(Collection entries)
______

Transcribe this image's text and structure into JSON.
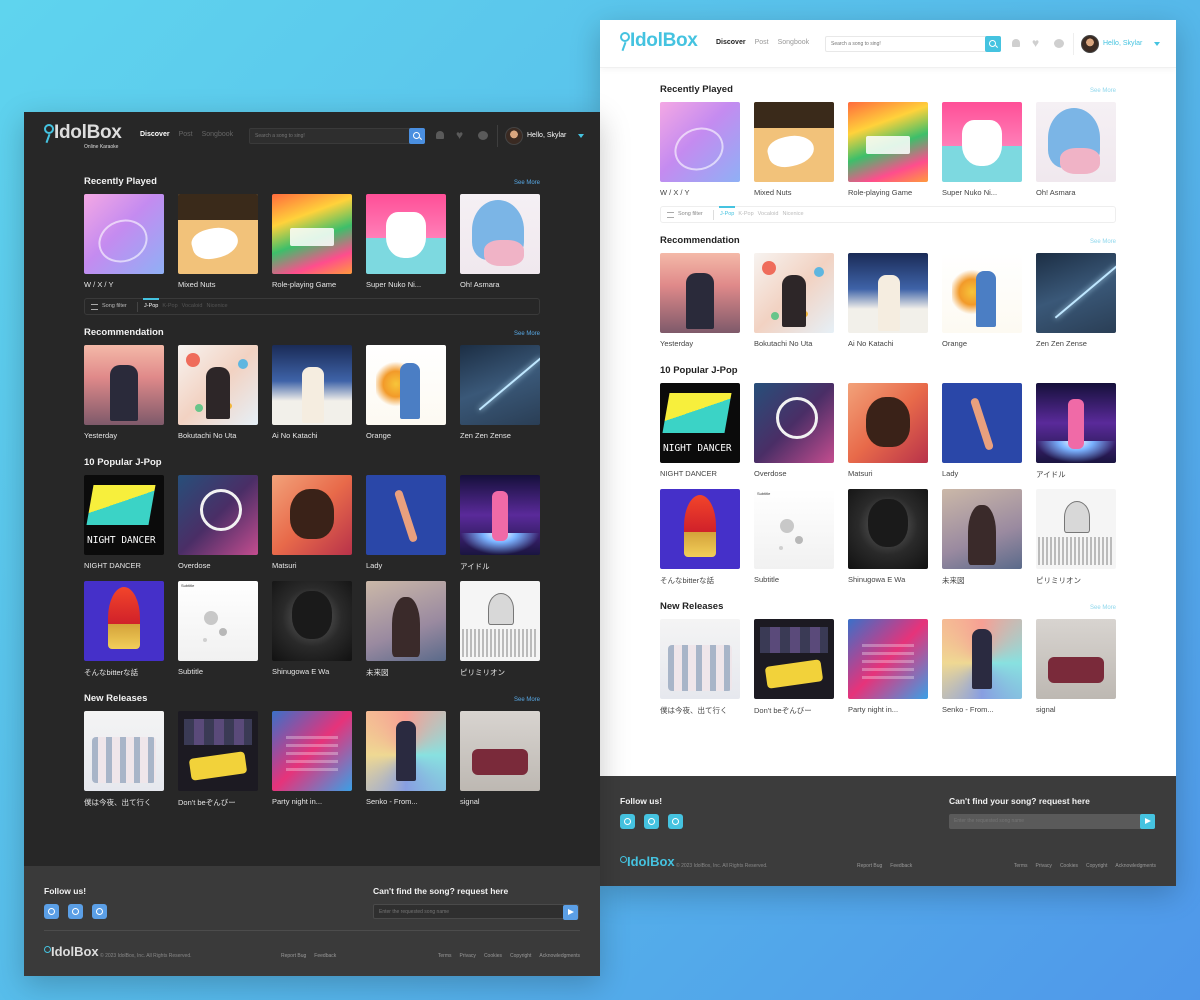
{
  "app": {
    "logo_word": "IdolBox",
    "logo_tag": "Online Karaoke",
    "nav": [
      "Discover",
      "Post",
      "Songbook"
    ],
    "search_placeholder": "Search a song to sing!",
    "greeting": "Hello, Skylar"
  },
  "sections": {
    "recent": {
      "title": "Recently Played",
      "see_more": "See More"
    },
    "filter": {
      "label": "Song filter",
      "tabs": [
        "J-Pop",
        "K-Pop",
        "Vocaloid",
        "Nicenice"
      ]
    },
    "recommend": {
      "title": "Recommendation",
      "see_more": "See More"
    },
    "popular": {
      "title": "10 Popular J-Pop"
    },
    "new": {
      "title": "New Releases",
      "see_more": "See More"
    }
  },
  "recent_items": [
    "W / X / Y",
    "Mixed Nuts",
    "Role-playing Game",
    "Super Nuko Ni...",
    "Oh! Asmara"
  ],
  "recommend_items": [
    "Yesterday",
    "Bokutachi No Uta",
    "Ai No Katachi",
    "Orange",
    "Zen Zen Zense"
  ],
  "popular_items": [
    "NIGHT DANCER",
    "Overdose",
    "Matsuri",
    "Lady",
    "アイドル",
    "そんなbitterな話",
    "Subtitle",
    "Shinugowa E Wa",
    "未来図",
    "ピリミリオン"
  ],
  "new_items": [
    "僕は今夜、出て行く",
    "Don't beぞんびー",
    "Party night in...",
    "Senko - From...",
    "signal"
  ],
  "footer": {
    "follow": "Follow us!",
    "request_light": "Can't find your song? request here",
    "request_dark": "Can't find the song? request here",
    "request_placeholder": "Enter the requested song name",
    "copyright": "© 2023 IdolBox, Inc. All Rights Reserved.",
    "links_mid": [
      "Report Bug",
      "Feedback"
    ],
    "links_right": [
      "Terms",
      "Privacy",
      "Cookies",
      "Copyright",
      "Acknowledgments"
    ]
  },
  "colors": {
    "accent_light": "#45c3e0",
    "accent_dark": "#5b9fe6",
    "dark_bg": "#272727",
    "footer_bg": "#3c3c3c"
  }
}
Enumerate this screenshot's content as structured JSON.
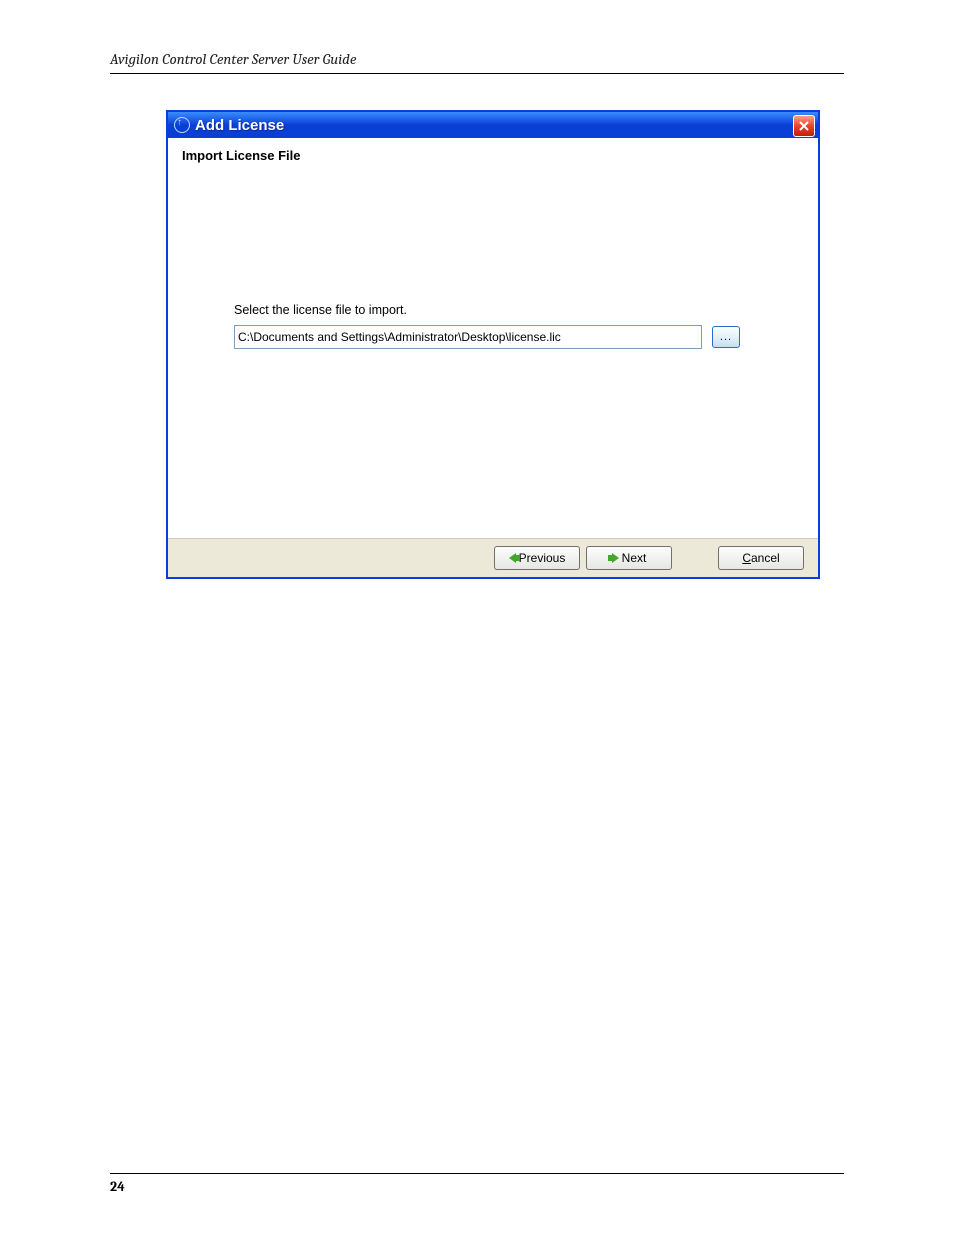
{
  "doc_header": "Avigilon Control Center Server User Guide",
  "page_number": "24",
  "dialog": {
    "title": "Add License",
    "section_title": "Import License File",
    "instruction": "Select the license file to import.",
    "file_path": "C:\\Documents and Settings\\Administrator\\Desktop\\license.lic",
    "browse_label": "...",
    "buttons": {
      "previous": "Previous",
      "next": "Next",
      "cancel_prefix": "C",
      "cancel_rest": "ancel"
    }
  }
}
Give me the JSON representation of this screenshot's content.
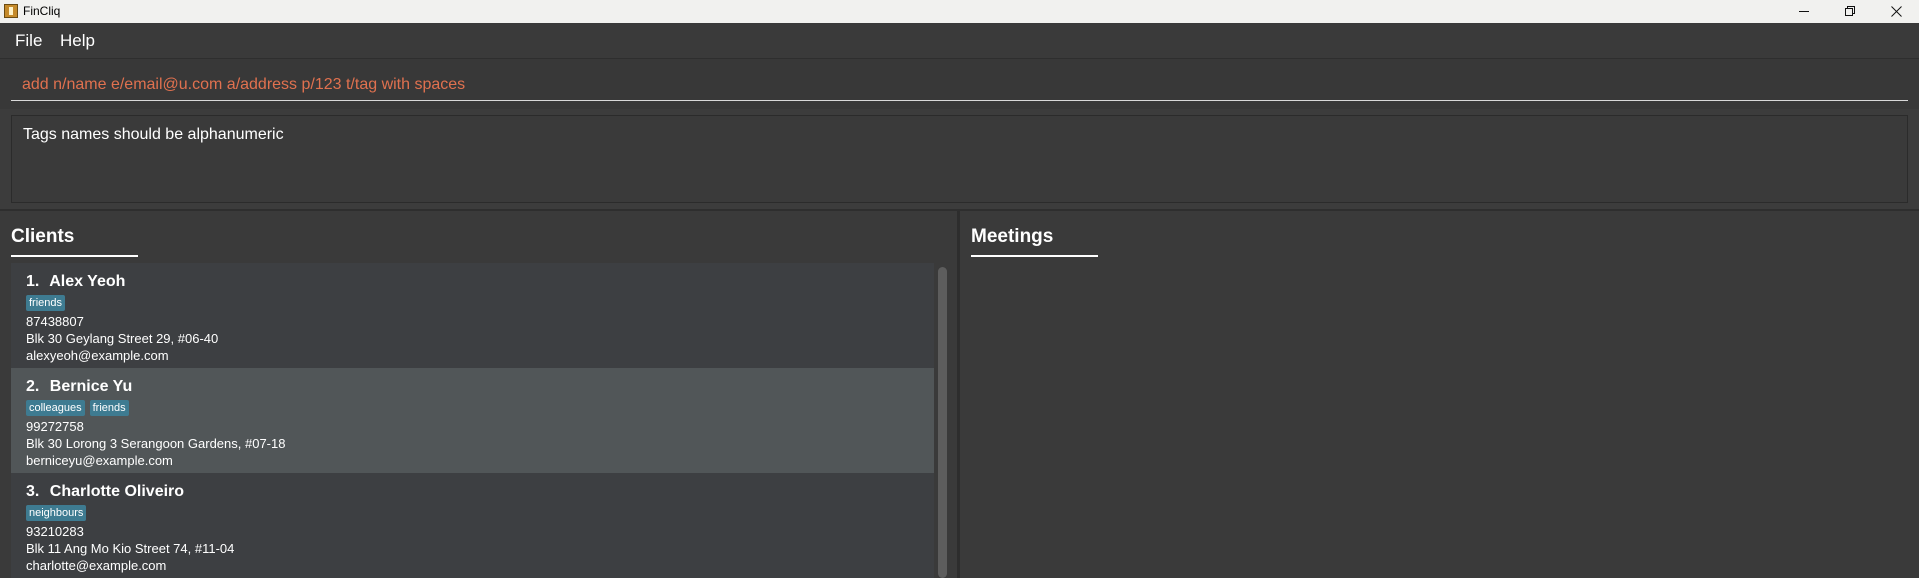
{
  "window": {
    "title": "FinCliq"
  },
  "menu": {
    "file": "File",
    "help": "Help"
  },
  "command": {
    "value": "add n/name e/email@u.com a/address p/123 t/tag with spaces"
  },
  "result": {
    "message": "Tags names should be alphanumeric"
  },
  "clients": {
    "title": "Clients",
    "items": [
      {
        "index": "1.",
        "name": "Alex Yeoh",
        "tags": [
          "friends"
        ],
        "phone": "87438807",
        "address": "Blk 30 Geylang Street 29, #06-40",
        "email": "alexyeoh@example.com"
      },
      {
        "index": "2.",
        "name": "Bernice Yu",
        "tags": [
          "colleagues",
          "friends"
        ],
        "phone": "99272758",
        "address": "Blk 30 Lorong 3 Serangoon Gardens, #07-18",
        "email": "berniceyu@example.com"
      },
      {
        "index": "3.",
        "name": "Charlotte Oliveiro",
        "tags": [
          "neighbours"
        ],
        "phone": "93210283",
        "address": "Blk 11 Ang Mo Kio Street 74, #11-04",
        "email": "charlotte@example.com"
      }
    ]
  },
  "meetings": {
    "title": "Meetings"
  },
  "colors": {
    "error_text": "#e0714f",
    "tag_bg": "#3e7b91",
    "selected_card": "#515658"
  }
}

______

* What you need to do *
From the entries above, copy every line that holds the word "phone".

* Solution to the exercise *
        "phone": "87438807",
        "phone": "99272758",
        "phone": "93210283",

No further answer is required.